■ Given task: Restate, word for word, every line of the data.

Saved entries
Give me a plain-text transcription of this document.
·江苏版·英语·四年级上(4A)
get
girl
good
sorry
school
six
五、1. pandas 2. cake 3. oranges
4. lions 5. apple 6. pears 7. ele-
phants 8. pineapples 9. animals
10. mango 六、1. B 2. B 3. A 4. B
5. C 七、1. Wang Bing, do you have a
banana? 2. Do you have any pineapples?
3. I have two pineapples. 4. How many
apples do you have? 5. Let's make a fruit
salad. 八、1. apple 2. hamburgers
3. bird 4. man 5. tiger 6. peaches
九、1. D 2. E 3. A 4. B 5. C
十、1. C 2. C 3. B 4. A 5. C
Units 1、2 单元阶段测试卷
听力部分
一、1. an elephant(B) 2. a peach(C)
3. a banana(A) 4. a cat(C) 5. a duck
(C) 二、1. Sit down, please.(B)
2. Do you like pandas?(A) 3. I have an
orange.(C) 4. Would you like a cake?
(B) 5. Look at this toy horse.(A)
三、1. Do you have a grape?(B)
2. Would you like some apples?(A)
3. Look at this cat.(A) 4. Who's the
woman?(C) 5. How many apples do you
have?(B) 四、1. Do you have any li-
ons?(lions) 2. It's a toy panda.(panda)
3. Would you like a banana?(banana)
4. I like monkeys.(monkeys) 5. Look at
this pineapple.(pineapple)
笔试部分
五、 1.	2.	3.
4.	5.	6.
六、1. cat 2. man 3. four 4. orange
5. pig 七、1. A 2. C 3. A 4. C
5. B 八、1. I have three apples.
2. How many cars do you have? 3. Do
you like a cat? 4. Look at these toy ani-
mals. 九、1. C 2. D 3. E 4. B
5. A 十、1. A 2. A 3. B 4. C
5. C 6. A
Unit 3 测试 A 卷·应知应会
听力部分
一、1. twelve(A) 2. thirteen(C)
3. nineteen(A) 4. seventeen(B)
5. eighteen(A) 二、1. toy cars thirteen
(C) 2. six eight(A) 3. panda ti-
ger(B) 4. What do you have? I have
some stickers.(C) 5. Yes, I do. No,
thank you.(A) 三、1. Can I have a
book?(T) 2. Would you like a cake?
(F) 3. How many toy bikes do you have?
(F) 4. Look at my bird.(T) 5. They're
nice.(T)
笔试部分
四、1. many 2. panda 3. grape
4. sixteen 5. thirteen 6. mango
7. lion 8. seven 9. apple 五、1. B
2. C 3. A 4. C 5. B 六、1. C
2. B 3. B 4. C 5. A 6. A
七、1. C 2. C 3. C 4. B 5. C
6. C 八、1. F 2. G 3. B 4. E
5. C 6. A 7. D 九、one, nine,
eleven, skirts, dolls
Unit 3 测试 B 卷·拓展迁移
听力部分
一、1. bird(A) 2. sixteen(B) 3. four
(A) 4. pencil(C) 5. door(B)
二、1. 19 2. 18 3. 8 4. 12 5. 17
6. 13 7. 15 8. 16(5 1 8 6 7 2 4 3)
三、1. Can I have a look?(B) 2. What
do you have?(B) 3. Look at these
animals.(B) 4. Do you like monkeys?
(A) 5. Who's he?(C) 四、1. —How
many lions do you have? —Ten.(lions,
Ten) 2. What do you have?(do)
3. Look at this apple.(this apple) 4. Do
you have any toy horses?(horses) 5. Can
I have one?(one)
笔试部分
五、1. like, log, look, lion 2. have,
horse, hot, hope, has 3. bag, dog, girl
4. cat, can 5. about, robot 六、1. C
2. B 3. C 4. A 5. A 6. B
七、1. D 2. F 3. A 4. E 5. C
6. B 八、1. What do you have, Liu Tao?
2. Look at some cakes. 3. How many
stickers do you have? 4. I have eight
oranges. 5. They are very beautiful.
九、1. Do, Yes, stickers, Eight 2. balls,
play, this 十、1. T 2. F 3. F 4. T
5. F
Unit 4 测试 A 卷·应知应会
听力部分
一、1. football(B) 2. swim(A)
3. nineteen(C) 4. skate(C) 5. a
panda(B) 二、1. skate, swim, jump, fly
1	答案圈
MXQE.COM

■ Exercise output:
Give me a plain-text transcription of this document.
·江苏版·英语·四年级上(4A)
get
girl
good
sorry
school
six
五、1. pandas 2. cake 3. oranges
4. lions 5. apple 6. pears 7. ele-
phants 8. pineapples 9. animals
10. mango 六、1. B 2. B 3. A 4. B
5. C 七、1. Wang Bing, do you have a
banana? 2. Do you have any pineapples?
3. I have two pineapples. 4. How many
apples do you have? 5. Let's make a fruit
salad. 八、1. apple 2. hamburgers
3. bird 4. man 5. tiger 6. peaches
九、1. D 2. E 3. A 4. B 5. C
十、1. C 2. C 3. B 4. A 5. C
Units 1、2 单元阶段测试卷
听力部分
一、1. an elephant(B) 2. a peach(C)
3. a banana(A) 4. a cat(C) 5. a duck
(C) 二、1. Sit down, please.(B)
2. Do you like pandas?(A) 3. I have an
orange.(C) 4. Would you like a cake?
(B) 5. Look at this toy horse.(A)
三、1. Do you have a grape?(B)
2. Would you like some apples?(A)
3. Look at this cat.(A) 4. Who's the
woman?(C) 5. How many apples do you
have?(B) 四、1. Do you have any li-
ons?(lions) 2. It's a toy panda.(panda)
3. Would you like a banana?(banana)
4. I like monkeys.(monkeys) 5. Look at
this pineapple.(pineapple)
笔试部分
五、 1.	2.	3.
4.	5.	6.
六、1. cat 2. man 3. four 4. orange
5. pig 七、1. A 2. C 3. A 4. C
5. B 八、1. I have three apples.
2. How many cars do you have? 3. Do
you like a cat? 4. Look at these toy ani-
mals. 九、1. C 2. D 3. E 4. B
5. A 十、1. A 2. A 3. B 4. C
5. C 6. A
Unit 3 测试 A 卷·应知应会
听力部分
一、1. twelve(A) 2. thirteen(C)
3. nineteen(A) 4. seventeen(B)
5. eighteen(A) 二、1. toy cars thirteen
(C) 2. six eight(A) 3. panda ti-
ger(B) 4. What do you have? I have
some stickers.(C) 5. Yes, I do. No,
thank you.(A) 三、1. Can I have a
book?(T) 2. Would you like a cake?
(F) 3. How many toy bikes do you have?
(F) 4. Look at my bird.(T) 5. They're
nice.(T)
笔试部分
四、1. many 2. panda 3. grape
4. sixteen 5. thirteen 6. mango
7. lion 8. seven 9. apple 五、1. B
2. C 3. A 4. C 5. B 六、1. C
2. B 3. B 4. C 5. A 6. A
七、1. C 2. C 3. C 4. B 5. C
6. C 八、1. F 2. G 3. B 4. E
5. C 6. A 7. D 九、one, nine,
eleven, skirts, dolls
Unit 3 测试 B 卷·拓展迁移
听力部分
一、1. bird(A) 2. sixteen(B) 3. four
(A) 4. pencil(C) 5. door(B)
二、1. 19 2. 18 3. 8 4. 12 5. 17
6. 13 7. 15 8. 16(5 1 8 6 7 2 4 3)
三、1. Can I have a look?(B) 2. What
do you have?(B) 3. Look at these
animals.(B) 4. Do you like monkeys?
(A) 5. Who's he?(C) 四、1. —How
many lions do you have? —Ten.(lions,
Ten) 2. What do you have?(do)
3. Look at this apple.(this apple) 4. Do
you have any toy horses?(horses) 5. Can
I have one?(one)
笔试部分
五、1. like, log, look, lion 2. have,
horse, hot, hope, has 3. bag, dog, girl
4. cat, can 5. about, robot 六、1. C
2. B 3. C 4. A 5. A 6. B
七、1. D 2. F 3. A 4. E 5. C
6. B 八、1. What do you have, Liu Tao?
2. Look at some cakes. 3. How many
stickers do you have? 4. I have eight
oranges. 5. They are very beautiful.
九、1. Do, Yes, stickers, Eight 2. balls,
play, this 十、1. T 2. F 3. F 4. T
5. F
Unit 4 测试 A 卷·应知应会
听力部分
一、1. football(B) 2. swim(A)
3. nineteen(C) 4. skate(C) 5. a
panda(B) 二、1. skate, swim, jump, fly
1	答案圈
MXQE.COM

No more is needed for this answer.